● **STATED PROBLEM 1**: In the survey harmonization session description, condense the paragraph beginning "Survey data harmonization - its theory and methodology" into a shorter version that keeps its main facts.

***** TEXT SEGMENT *****

ESRA 2019 Draft Programme at a Glance
Survey Data Harmonisation: Potentials and Challenges 2
|Session Organisers|| Dr Ilona Wysmulek (IFiS PAN)
Dr Irina Tomescu-Dubrow (IFiS PAN and CONSIRT)
|Time||Friday 19th July, 13:00 - 14:00|
Survey data harmonization - its theory and methodology - is growing into a new scientific field that pushes forward the methods of survey data analysis while emphasizing the continuous relevance of surveys for understanding society. Depending on whether researchers intend to design a study to collect comparable data, or use existing data not designed a priori as comparative, the literature distinguishes between input and ex-ante output harmonization, and ex-post output, or, just ex-post, harmonization. Applied ex-ante, harmonization facilitates comparability of survey data collected in multinational, multiregional and multicultural contexts (3MC, www.csdiworkshop.org). Applied ex-post, harmonization enhances the effective use of extant surveys and represents a way to overcome limited time and space coverage inherent in any single comparative project. In both its forms, ex-ante and ex-post, harmonization is a complex, labor-intensive and multistage process, which poses numerous challenges at different stages of the survey lifecycle.
This session welcomes papers on both opportunities and difficulties inherent in ex-ante and ex-post survey data harmonization. We invite theoretical and empirical contributions that deal, among others, with (a) transparency of harmonization procedures, (b) variability in source data quality, (c) minimizing information loss in harmonization, (d) measurement equivalence, and (e) substantive analyses on survey data harmonized ex-post.

***** DATA ROWS *****

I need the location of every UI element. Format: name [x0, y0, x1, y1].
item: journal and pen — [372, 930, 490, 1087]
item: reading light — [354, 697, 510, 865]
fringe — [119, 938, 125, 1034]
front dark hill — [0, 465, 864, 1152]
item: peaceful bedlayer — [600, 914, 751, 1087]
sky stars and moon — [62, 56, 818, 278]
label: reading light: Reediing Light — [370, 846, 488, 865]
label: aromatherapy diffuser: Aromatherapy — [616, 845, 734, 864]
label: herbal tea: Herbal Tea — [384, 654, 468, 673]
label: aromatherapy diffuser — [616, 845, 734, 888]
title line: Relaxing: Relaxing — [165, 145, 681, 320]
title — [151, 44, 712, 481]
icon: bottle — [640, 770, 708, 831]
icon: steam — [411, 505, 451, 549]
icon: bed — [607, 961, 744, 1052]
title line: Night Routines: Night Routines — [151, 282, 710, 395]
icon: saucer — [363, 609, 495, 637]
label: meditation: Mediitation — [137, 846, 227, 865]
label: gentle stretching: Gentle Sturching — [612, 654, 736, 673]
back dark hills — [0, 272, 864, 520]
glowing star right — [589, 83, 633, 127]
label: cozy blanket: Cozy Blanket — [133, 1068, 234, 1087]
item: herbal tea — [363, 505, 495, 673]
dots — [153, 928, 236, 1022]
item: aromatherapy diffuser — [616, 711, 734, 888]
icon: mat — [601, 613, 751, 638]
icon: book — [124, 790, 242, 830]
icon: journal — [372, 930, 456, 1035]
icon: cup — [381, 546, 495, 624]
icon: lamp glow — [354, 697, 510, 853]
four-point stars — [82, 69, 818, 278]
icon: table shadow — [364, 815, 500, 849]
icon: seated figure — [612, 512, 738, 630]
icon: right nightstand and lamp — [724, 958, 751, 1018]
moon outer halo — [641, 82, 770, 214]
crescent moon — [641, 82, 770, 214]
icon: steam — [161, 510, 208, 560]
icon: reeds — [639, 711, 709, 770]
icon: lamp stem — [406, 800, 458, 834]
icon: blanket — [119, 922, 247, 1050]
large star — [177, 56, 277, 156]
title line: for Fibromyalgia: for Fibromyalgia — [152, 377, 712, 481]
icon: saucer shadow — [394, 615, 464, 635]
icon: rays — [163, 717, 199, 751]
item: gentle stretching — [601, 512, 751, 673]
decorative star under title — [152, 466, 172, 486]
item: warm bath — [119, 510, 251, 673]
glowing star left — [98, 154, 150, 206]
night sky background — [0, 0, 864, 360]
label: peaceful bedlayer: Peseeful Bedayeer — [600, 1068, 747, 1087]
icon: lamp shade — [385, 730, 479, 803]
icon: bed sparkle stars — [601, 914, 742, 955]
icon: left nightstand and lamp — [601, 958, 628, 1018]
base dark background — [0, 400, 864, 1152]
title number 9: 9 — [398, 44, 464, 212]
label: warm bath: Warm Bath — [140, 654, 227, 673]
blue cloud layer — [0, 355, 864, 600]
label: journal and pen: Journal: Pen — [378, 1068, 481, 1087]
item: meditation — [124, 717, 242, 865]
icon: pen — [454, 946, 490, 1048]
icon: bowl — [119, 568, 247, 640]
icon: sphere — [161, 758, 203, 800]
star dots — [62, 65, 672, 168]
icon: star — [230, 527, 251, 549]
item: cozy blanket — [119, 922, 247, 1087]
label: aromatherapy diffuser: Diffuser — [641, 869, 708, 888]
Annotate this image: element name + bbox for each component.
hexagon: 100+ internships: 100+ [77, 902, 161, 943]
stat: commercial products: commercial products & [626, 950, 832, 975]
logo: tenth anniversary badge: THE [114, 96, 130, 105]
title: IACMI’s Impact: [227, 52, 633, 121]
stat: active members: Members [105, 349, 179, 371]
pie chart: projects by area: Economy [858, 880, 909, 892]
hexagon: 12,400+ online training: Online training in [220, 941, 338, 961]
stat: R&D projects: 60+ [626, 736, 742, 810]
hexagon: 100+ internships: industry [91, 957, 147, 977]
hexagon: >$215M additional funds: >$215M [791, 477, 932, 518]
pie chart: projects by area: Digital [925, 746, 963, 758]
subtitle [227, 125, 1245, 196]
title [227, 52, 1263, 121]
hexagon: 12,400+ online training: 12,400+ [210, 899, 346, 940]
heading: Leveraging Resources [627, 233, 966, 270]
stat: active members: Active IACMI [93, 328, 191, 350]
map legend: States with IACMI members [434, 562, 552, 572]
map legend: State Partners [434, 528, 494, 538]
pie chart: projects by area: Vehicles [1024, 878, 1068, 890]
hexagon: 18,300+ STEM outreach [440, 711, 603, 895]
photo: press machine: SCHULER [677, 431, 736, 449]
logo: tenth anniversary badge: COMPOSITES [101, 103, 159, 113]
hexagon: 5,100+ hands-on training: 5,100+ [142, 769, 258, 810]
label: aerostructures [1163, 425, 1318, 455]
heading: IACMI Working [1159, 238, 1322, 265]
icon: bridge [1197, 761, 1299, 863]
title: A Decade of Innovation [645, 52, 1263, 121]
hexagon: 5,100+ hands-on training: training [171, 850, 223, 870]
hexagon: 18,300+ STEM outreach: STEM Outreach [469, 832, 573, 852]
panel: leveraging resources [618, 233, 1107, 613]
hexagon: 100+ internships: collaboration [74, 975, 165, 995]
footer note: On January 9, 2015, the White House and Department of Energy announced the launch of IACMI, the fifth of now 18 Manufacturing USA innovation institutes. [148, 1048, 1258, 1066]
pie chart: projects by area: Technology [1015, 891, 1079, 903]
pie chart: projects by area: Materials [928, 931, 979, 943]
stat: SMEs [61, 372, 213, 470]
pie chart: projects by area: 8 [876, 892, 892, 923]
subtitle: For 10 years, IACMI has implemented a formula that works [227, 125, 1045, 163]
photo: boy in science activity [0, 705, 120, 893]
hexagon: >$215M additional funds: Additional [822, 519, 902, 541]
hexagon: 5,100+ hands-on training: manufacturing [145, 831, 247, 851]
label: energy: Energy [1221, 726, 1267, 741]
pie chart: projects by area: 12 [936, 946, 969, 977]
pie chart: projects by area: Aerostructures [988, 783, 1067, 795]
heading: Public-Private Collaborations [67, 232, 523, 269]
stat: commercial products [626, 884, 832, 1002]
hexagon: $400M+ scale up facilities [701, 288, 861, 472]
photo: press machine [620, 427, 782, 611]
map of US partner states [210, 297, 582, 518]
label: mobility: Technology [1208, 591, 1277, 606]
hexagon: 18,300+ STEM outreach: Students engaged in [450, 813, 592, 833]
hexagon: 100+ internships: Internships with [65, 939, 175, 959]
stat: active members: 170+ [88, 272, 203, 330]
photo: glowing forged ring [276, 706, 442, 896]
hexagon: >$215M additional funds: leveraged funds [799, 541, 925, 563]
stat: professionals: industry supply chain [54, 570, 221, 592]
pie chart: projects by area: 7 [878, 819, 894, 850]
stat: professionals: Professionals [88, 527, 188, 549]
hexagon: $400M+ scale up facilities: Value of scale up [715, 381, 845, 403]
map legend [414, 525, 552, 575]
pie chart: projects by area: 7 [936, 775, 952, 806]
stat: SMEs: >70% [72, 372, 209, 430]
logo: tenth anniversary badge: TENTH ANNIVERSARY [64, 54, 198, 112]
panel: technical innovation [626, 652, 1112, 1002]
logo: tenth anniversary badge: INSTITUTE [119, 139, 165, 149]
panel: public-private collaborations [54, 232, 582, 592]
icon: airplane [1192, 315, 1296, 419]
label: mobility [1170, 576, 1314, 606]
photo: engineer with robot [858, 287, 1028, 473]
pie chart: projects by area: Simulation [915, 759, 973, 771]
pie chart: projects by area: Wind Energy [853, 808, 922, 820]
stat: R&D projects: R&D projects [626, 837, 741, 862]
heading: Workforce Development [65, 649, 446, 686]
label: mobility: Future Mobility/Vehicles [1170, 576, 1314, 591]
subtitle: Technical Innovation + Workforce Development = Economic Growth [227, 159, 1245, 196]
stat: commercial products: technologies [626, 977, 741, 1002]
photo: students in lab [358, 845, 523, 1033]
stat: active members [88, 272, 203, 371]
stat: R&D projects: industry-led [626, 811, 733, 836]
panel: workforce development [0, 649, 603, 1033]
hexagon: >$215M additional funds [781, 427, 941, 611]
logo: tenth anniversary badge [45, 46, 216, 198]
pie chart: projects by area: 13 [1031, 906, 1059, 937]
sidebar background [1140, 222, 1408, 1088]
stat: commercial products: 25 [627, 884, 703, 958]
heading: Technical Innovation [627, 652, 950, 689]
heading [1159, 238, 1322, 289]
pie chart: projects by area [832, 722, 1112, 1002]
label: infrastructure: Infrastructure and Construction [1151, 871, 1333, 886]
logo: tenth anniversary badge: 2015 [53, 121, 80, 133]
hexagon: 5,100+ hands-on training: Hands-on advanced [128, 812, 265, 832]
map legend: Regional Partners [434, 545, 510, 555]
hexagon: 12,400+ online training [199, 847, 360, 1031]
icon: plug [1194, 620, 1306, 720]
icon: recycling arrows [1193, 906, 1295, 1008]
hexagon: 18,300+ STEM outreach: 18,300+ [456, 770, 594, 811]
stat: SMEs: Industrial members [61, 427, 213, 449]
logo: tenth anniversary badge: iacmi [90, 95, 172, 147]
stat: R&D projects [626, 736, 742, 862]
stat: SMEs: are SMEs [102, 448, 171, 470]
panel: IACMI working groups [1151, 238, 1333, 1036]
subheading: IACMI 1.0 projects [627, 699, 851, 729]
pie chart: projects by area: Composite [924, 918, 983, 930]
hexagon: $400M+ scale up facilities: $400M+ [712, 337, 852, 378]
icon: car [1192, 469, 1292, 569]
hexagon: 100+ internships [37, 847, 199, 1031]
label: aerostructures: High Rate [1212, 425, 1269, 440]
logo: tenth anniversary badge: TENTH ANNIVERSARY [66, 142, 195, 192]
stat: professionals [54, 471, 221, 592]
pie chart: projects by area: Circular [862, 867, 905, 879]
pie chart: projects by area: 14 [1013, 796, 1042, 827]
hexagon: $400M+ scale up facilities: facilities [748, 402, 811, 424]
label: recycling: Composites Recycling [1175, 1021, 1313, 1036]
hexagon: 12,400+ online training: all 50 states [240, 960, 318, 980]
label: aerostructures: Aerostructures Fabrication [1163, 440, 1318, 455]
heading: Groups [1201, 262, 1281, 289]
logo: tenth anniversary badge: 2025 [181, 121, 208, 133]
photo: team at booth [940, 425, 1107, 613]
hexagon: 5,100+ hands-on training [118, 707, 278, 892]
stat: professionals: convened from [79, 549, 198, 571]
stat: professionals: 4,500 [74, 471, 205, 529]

*****

● **STATED PROBLEM 2**: Copy the lines of the listing exactly, starting at its first line and ending at the line containing "item: peaceful bedlayer", with both of those lines included.

● **TASK SOLUTION 1**: Survey data harmonization is becoming a new scientific field that advances survey data analysis and underlines the lasting value of surveys for understanding society. The literature separates input and ex-ante output harmonization, used when a study is designed to collect comparable data, from ex-post harmonization, used on existing data not originally designed as comparative. Ex-ante harmonization supports comparability in multinational, multiregional and multicultural (3MC) contexts. Ex-post harmonization makes better use of existing surveys and overcomes the limited time and space coverage of any single comparative project. Both forms are complex, labor-intensive, multistage processes that raise many challenges across the survey lifecycle.

● **TASK SOLUTION 2**:
I need the location of every UI element. Format: name [x0, y0, x1, y1].
item: journal and pen — [372, 930, 490, 1087]
item: reading light — [354, 697, 510, 865]
fringe — [119, 938, 125, 1034]
front dark hill — [0, 465, 864, 1152]
item: peaceful bedlayer — [600, 914, 751, 1087]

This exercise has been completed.